» WHAT THE TASK ASKS
Retype all the entries word for word, but omit the pictures.
BEGIN
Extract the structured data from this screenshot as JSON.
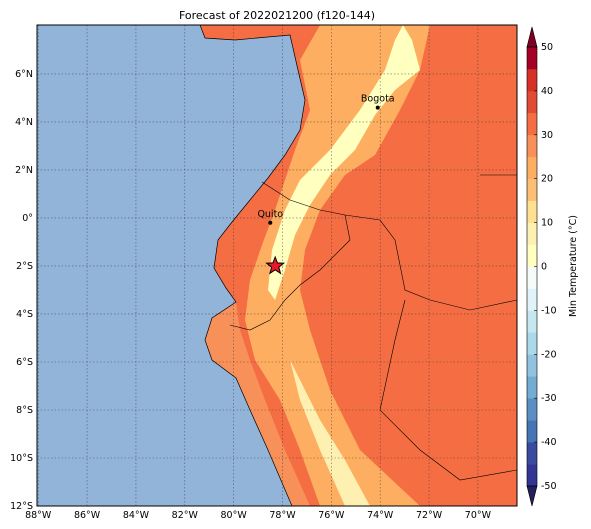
{
  "map": {
    "title": "Forecast of 2022021200 (f120-144)",
    "lonlim": [
      -88.05,
      -68.4
    ],
    "latlim": [
      -12,
      8.04
    ],
    "xticks": [
      {
        "value": -88,
        "label": "88°W"
      },
      {
        "value": -86,
        "label": "86°W"
      },
      {
        "value": -84,
        "label": "84°W"
      },
      {
        "value": -82,
        "label": "82°W"
      },
      {
        "value": -80,
        "label": "80°W"
      },
      {
        "value": -78,
        "label": "78°W"
      },
      {
        "value": -76,
        "label": "76°W"
      },
      {
        "value": -74,
        "label": "74°W"
      },
      {
        "value": -72,
        "label": "72°W"
      },
      {
        "value": -70,
        "label": "70°W"
      }
    ],
    "yticks": [
      {
        "value": 6,
        "label": "6°N"
      },
      {
        "value": 4,
        "label": "4°N"
      },
      {
        "value": 2,
        "label": "2°N"
      },
      {
        "value": 0,
        "label": "0°"
      },
      {
        "value": -2,
        "label": "2°S"
      },
      {
        "value": -4,
        "label": "4°S"
      },
      {
        "value": -6,
        "label": "6°S"
      },
      {
        "value": -8,
        "label": "8°S"
      },
      {
        "value": -10,
        "label": "10°S"
      },
      {
        "value": -12,
        "label": "12°S"
      }
    ],
    "cities": [
      {
        "name": "Bogota",
        "lon": -74.1,
        "lat": 4.6
      },
      {
        "name": "Quito",
        "lon": -78.5,
        "lat": -0.2
      }
    ],
    "star": {
      "lon": -78.3,
      "lat": -2
    },
    "colorbar": {
      "label": "Min Temperature (°C)",
      "lim": [
        -50,
        50
      ],
      "ticks": [
        50,
        40,
        30,
        20,
        10,
        0,
        -10,
        -20,
        -30,
        -40,
        -50
      ],
      "colors": [
        "#313695",
        "#3a4a9e",
        "#4575b4",
        "#5b8fc3",
        "#74add1",
        "#91c3de",
        "#abd9e9",
        "#c6e6f0",
        "#e0f3f8",
        "#f4fbf8",
        "#ffffbf",
        "#fef0b0",
        "#fee090",
        "#fdbf75",
        "#fdae61",
        "#f8905a",
        "#f46d43",
        "#e34a33",
        "#d73027",
        "#a50026"
      ]
    }
  }
}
END
» ANSWER
Extract the structured data from this screenshot as JSON.
{
  "map": {
    "title": "Forecast of 2022021200 (f120-144)",
    "lonlim": [
      -88.05,
      -68.4
    ],
    "latlim": [
      -12,
      8.04
    ],
    "xticks": [
      {
        "value": -88,
        "label": "88°W"
      },
      {
        "value": -86,
        "label": "86°W"
      },
      {
        "value": -84,
        "label": "84°W"
      },
      {
        "value": -82,
        "label": "82°W"
      },
      {
        "value": -80,
        "label": "80°W"
      },
      {
        "value": -78,
        "label": "78°W"
      },
      {
        "value": -76,
        "label": "76°W"
      },
      {
        "value": -74,
        "label": "74°W"
      },
      {
        "value": -72,
        "label": "72°W"
      },
      {
        "value": -70,
        "label": "70°W"
      }
    ],
    "yticks": [
      {
        "value": 6,
        "label": "6°N"
      },
      {
        "value": 4,
        "label": "4°N"
      },
      {
        "value": 2,
        "label": "2°N"
      },
      {
        "value": 0,
        "label": "0°"
      },
      {
        "value": -2,
        "label": "2°S"
      },
      {
        "value": -4,
        "label": "4°S"
      },
      {
        "value": -6,
        "label": "6°S"
      },
      {
        "value": -8,
        "label": "8°S"
      },
      {
        "value": -10,
        "label": "10°S"
      },
      {
        "value": -12,
        "label": "12°S"
      }
    ],
    "cities": [
      {
        "name": "Bogota",
        "lon": -74.1,
        "lat": 4.6
      },
      {
        "name": "Quito",
        "lon": -78.5,
        "lat": -0.2
      }
    ],
    "star": {
      "lon": -78.3,
      "lat": -2
    },
    "colorbar": {
      "label": "Min Temperature (°C)",
      "lim": [
        -50,
        50
      ],
      "ticks": [
        50,
        40,
        30,
        20,
        10,
        0,
        -10,
        -20,
        -30,
        -40,
        -50
      ],
      "colors": [
        "#313695",
        "#3a4a9e",
        "#4575b4",
        "#5b8fc3",
        "#74add1",
        "#91c3de",
        "#abd9e9",
        "#c6e6f0",
        "#e0f3f8",
        "#f4fbf8",
        "#ffffbf",
        "#fef0b0",
        "#fee090",
        "#fdbf75",
        "#fdae61",
        "#f8905a",
        "#f46d43",
        "#e34a33",
        "#d73027",
        "#a50026"
      ]
    }
  }
}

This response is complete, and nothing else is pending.